» **Instructions to follow**:
Copy every line of the listing that holds the string "after".

» **Given data**:
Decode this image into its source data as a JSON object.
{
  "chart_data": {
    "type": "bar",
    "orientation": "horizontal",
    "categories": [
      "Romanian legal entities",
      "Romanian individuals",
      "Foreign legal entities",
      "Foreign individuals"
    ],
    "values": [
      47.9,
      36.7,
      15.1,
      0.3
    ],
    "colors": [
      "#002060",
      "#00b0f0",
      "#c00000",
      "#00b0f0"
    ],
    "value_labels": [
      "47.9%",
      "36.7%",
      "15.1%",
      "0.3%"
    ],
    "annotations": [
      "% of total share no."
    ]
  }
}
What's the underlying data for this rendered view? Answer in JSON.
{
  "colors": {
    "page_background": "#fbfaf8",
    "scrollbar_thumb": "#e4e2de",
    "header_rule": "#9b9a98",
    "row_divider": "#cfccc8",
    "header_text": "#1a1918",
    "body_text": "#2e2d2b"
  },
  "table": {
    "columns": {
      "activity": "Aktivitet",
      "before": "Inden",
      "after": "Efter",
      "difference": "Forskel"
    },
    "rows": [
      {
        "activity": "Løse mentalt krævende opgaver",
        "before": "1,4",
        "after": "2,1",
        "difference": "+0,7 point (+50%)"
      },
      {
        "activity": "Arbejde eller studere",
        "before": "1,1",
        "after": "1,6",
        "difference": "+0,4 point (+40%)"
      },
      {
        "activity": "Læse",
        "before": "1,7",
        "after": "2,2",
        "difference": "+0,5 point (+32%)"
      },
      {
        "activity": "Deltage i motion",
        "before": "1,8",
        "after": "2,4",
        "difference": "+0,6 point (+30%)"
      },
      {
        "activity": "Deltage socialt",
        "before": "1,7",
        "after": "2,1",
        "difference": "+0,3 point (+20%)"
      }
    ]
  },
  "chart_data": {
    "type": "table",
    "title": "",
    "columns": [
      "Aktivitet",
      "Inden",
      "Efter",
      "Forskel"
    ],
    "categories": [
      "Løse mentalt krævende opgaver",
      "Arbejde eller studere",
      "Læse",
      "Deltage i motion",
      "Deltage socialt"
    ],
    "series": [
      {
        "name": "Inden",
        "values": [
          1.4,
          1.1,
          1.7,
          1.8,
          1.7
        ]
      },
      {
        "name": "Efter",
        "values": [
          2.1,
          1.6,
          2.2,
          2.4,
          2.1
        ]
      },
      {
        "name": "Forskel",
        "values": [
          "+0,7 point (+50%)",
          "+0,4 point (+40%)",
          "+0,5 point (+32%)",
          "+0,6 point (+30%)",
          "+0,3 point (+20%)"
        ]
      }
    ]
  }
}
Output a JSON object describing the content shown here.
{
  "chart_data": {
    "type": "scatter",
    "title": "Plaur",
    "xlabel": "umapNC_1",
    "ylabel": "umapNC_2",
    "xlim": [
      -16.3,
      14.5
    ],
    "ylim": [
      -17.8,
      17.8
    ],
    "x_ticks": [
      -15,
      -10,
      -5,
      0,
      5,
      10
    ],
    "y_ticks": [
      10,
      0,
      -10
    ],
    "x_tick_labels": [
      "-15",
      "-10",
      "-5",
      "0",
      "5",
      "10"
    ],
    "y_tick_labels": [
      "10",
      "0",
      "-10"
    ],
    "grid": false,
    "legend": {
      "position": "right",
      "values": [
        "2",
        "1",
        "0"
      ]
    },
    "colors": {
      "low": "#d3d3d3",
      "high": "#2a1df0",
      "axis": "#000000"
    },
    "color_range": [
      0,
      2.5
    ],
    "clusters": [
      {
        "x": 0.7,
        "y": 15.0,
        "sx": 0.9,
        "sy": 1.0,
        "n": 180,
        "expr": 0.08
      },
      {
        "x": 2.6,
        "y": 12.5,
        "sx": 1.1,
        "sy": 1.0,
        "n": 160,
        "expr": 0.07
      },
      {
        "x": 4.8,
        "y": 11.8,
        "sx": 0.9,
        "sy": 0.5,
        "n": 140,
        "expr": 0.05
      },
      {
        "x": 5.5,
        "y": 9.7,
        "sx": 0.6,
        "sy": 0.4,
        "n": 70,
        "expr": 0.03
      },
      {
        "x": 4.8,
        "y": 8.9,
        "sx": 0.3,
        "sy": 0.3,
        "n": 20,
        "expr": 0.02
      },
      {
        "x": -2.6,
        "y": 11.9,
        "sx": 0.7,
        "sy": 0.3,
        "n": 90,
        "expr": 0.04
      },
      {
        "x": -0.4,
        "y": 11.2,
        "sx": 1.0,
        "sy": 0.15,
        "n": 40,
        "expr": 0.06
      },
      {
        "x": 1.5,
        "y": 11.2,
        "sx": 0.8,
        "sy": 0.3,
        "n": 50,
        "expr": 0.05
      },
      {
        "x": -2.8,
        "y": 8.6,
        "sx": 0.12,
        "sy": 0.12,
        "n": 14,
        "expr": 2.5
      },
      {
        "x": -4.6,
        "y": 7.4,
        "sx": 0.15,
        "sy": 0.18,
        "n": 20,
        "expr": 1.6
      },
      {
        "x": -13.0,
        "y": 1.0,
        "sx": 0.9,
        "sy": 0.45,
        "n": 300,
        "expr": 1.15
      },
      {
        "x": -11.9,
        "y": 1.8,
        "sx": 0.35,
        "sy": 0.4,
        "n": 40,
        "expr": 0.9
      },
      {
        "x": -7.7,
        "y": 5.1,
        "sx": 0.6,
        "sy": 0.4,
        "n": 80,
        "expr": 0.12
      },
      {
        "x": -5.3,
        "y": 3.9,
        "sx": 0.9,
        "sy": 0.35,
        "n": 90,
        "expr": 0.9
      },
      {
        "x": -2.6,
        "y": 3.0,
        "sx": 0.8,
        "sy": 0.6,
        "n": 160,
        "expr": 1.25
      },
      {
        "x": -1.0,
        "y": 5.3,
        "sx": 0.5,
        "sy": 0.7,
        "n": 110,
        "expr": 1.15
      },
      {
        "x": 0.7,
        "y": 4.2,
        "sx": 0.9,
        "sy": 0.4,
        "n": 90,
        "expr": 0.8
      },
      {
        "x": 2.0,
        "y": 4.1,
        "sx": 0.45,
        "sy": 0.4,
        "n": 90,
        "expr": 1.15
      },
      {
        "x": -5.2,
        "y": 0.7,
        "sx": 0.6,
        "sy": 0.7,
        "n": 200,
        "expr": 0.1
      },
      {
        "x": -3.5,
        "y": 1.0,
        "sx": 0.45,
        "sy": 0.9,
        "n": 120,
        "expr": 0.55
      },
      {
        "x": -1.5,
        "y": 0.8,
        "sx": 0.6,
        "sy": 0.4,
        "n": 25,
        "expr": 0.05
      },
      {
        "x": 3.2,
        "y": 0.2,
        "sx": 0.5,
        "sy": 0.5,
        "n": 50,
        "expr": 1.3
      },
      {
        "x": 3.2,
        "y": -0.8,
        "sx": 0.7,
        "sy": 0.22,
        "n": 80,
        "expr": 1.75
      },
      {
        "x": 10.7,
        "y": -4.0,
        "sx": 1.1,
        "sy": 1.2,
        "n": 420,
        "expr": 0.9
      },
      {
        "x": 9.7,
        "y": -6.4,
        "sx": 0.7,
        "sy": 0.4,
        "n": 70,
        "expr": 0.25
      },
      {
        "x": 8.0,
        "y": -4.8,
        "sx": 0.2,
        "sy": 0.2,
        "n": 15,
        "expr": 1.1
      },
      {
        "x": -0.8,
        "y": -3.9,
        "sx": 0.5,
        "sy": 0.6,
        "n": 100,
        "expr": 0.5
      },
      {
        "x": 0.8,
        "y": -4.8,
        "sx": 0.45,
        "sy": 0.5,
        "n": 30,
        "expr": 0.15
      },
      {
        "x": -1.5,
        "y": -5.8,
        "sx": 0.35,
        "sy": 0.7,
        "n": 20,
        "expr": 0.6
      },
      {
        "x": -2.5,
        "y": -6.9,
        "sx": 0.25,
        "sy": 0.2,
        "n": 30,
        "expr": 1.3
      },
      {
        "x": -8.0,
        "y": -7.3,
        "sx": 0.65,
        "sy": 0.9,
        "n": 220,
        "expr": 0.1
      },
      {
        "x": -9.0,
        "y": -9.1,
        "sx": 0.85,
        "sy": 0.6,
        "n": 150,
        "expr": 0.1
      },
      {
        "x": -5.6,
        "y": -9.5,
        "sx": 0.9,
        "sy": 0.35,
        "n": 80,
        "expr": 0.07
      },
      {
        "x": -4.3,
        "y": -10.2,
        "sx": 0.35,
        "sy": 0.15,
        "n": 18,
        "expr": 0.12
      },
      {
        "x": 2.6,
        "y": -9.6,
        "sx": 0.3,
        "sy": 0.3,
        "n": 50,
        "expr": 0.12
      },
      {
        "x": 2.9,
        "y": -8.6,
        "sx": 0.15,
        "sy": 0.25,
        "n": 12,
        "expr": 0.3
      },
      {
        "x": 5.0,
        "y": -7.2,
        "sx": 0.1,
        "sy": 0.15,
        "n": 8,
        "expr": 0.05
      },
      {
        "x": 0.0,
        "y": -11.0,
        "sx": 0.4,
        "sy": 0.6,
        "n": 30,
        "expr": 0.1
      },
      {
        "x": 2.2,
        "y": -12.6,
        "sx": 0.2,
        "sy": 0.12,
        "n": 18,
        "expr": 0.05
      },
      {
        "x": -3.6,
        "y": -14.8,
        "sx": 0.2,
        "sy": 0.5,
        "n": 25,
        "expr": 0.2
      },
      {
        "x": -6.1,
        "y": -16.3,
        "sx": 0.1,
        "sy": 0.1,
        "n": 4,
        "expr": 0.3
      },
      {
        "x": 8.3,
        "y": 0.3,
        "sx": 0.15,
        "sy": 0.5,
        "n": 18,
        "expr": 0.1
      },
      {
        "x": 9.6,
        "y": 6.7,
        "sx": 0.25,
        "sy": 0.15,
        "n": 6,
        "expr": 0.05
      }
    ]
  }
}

» **Task answer**:
      "after": "Efter",
        "after": "2,1",
        "after": "1,6",
        "after": "2,2",
        "after": "2,4",
        "after": "2,1",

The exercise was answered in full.